SHORT EXERCISE >> Transcribe the full listing below exactly.
++++ INPUT
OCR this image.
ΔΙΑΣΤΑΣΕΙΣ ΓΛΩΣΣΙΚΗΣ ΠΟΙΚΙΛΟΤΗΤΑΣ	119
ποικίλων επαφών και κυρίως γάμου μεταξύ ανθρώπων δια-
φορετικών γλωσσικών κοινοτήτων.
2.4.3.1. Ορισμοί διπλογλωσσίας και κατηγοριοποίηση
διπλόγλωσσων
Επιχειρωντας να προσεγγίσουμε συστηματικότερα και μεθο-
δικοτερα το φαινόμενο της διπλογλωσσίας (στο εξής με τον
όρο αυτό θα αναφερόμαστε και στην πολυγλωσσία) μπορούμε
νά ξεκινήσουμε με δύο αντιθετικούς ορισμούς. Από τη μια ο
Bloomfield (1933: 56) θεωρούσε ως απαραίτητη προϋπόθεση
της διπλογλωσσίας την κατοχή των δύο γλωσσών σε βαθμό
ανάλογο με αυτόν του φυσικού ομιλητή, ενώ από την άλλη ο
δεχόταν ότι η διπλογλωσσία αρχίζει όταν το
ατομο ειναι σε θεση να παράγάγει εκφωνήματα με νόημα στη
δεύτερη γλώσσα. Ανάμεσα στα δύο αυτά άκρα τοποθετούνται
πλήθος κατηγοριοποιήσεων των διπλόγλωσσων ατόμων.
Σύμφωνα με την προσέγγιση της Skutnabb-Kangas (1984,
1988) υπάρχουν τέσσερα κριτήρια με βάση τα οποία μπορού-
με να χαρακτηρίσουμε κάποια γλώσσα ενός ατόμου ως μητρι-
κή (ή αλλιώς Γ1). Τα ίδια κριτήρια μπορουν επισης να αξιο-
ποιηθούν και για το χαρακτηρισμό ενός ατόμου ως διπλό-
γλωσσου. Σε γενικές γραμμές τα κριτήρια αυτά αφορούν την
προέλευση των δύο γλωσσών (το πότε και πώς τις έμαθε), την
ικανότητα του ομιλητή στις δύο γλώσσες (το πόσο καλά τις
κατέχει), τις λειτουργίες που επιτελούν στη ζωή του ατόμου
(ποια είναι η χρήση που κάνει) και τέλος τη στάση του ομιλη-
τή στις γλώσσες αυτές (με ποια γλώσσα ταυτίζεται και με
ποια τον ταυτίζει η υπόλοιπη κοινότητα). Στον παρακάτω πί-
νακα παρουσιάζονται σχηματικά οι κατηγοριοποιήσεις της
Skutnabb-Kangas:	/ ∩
++++++++
IN RESPONSE >>
OCR this image.
ΔΙΑΣΤΑΣΕΙΣ ΓΛΩΣΣΙΚΗΣ ΠΟΙΚΙΛΟΤΗΤΑΣ	119
ποικίλων επαφών και κυρίως γάμου μεταξύ ανθρώπων δια-
φορετικών γλωσσικών κοινοτήτων.
2.4.3.1. Ορισμοί διπλογλωσσίας και κατηγοριοποίηση
διπλόγλωσσων
Επιχειρωντας να προσεγγίσουμε συστηματικότερα και μεθο-
δικοτερα το φαινόμενο της διπλογλωσσίας (στο εξής με τον
όρο αυτό θα αναφερόμαστε και στην πολυγλωσσία) μπορούμε
νά ξεκινήσουμε με δύο αντιθετικούς ορισμούς. Από τη μια ο
Bloomfield (1933: 56) θεωρούσε ως απαραίτητη προϋπόθεση
της διπλογλωσσίας την κατοχή των δύο γλωσσών σε βαθμό
ανάλογο με αυτόν του φυσικού ομιλητή, ενώ από την άλλη ο
δεχόταν ότι η διπλογλωσσία αρχίζει όταν το
ατομο ειναι σε θεση να παράγάγει εκφωνήματα με νόημα στη
δεύτερη γλώσσα. Ανάμεσα στα δύο αυτά άκρα τοποθετούνται
πλήθος κατηγοριοποιήσεων των διπλόγλωσσων ατόμων.
Σύμφωνα με την προσέγγιση της Skutnabb-Kangas (1984,
1988) υπάρχουν τέσσερα κριτήρια με βάση τα οποία μπορού-
με να χαρακτηρίσουμε κάποια γλώσσα ενός ατόμου ως μητρι-
κή (ή αλλιώς Γ1). Τα ίδια κριτήρια μπορουν επισης να αξιο-
ποιηθούν και για το χαρακτηρισμό ενός ατόμου ως διπλό-
γλωσσου. Σε γενικές γραμμές τα κριτήρια αυτά αφορούν την
προέλευση των δύο γλωσσών (το πότε και πώς τις έμαθε), την
ικανότητα του ομιλητή στις δύο γλώσσες (το πόσο καλά τις
κατέχει), τις λειτουργίες που επιτελούν στη ζωή του ατόμου
(ποια είναι η χρήση που κάνει) και τέλος τη στάση του ομιλη-
τή στις γλώσσες αυτές (με ποια γλώσσα ταυτίζεται και με
ποια τον ταυτίζει η υπόλοιπη κοινότητα). Στον παρακάτω πί-
νακα παρουσιάζονται σχηματικά οι κατηγοριοποιήσεις της
Skutnabb-Kangas:	/ ∩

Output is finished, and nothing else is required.